| Items from a data source |
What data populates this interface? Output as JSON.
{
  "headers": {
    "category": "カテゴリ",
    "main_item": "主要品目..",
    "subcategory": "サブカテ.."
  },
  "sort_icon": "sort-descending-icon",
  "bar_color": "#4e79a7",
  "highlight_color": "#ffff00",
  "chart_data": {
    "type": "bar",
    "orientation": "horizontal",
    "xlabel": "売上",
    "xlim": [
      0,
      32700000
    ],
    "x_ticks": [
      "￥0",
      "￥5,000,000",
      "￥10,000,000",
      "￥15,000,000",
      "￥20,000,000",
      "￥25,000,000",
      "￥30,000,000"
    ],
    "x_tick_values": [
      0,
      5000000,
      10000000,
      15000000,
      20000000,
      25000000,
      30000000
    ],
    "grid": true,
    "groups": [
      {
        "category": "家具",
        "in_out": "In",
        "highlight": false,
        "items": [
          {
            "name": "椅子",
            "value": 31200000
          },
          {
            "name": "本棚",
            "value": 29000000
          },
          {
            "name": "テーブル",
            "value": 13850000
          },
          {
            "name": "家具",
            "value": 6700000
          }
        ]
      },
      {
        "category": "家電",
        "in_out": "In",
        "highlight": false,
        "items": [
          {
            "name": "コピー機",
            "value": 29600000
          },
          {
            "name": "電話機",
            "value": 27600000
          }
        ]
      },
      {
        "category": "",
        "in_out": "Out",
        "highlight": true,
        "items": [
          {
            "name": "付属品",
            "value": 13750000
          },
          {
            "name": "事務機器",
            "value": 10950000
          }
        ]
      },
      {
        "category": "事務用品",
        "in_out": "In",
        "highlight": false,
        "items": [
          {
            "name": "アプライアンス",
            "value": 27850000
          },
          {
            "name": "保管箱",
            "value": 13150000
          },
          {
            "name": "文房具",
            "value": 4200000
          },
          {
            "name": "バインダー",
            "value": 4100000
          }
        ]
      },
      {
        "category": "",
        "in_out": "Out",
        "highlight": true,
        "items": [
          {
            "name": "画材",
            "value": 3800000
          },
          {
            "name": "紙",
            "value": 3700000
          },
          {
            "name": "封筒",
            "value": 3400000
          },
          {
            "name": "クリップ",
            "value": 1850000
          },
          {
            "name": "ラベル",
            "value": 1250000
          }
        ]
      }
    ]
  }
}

| Exercise brief |
Give the material above again, word for word.

| Correct response |
What data populates this interface? Output as JSON.
{
  "headers": {
    "category": "カテゴリ",
    "main_item": "主要品目..",
    "subcategory": "サブカテ.."
  },
  "sort_icon": "sort-descending-icon",
  "bar_color": "#4e79a7",
  "highlight_color": "#ffff00",
  "chart_data": {
    "type": "bar",
    "orientation": "horizontal",
    "xlabel": "売上",
    "xlim": [
      0,
      32700000
    ],
    "x_ticks": [
      "￥0",
      "￥5,000,000",
      "￥10,000,000",
      "￥15,000,000",
      "￥20,000,000",
      "￥25,000,000",
      "￥30,000,000"
    ],
    "x_tick_values": [
      0,
      5000000,
      10000000,
      15000000,
      20000000,
      25000000,
      30000000
    ],
    "grid": true,
    "groups": [
      {
        "category": "家具",
        "in_out": "In",
        "highlight": false,
        "items": [
          {
            "name": "椅子",
            "value": 31200000
          },
          {
            "name": "本棚",
            "value": 29000000
          },
          {
            "name": "テーブル",
            "value": 13850000
          },
          {
            "name": "家具",
            "value": 6700000
          }
        ]
      },
      {
        "category": "家電",
        "in_out": "In",
        "highlight": false,
        "items": [
          {
            "name": "コピー機",
            "value": 29600000
          },
          {
            "name": "電話機",
            "value": 27600000
          }
        ]
      },
      {
        "category": "",
        "in_out": "Out",
        "highlight": true,
        "items": [
          {
            "name": "付属品",
            "value": 13750000
          },
          {
            "name": "事務機器",
            "value": 10950000
          }
        ]
      },
      {
        "category": "事務用品",
        "in_out": "In",
        "highlight": false,
        "items": [
          {
            "name": "アプライアンス",
            "value": 27850000
          },
          {
            "name": "保管箱",
            "value": 13150000
          },
          {
            "name": "文房具",
            "value": 4200000
          },
          {
            "name": "バインダー",
            "value": 4100000
          }
        ]
      },
      {
        "category": "",
        "in_out": "Out",
        "highlight": true,
        "items": [
          {
            "name": "画材",
            "value": 3800000
          },
          {
            "name": "紙",
            "value": 3700000
          },
          {
            "name": "封筒",
            "value": 3400000
          },
          {
            "name": "クリップ",
            "value": 1850000
          },
          {
            "name": "ラベル",
            "value": 1250000
          }
        ]
      }
    ]
  }
}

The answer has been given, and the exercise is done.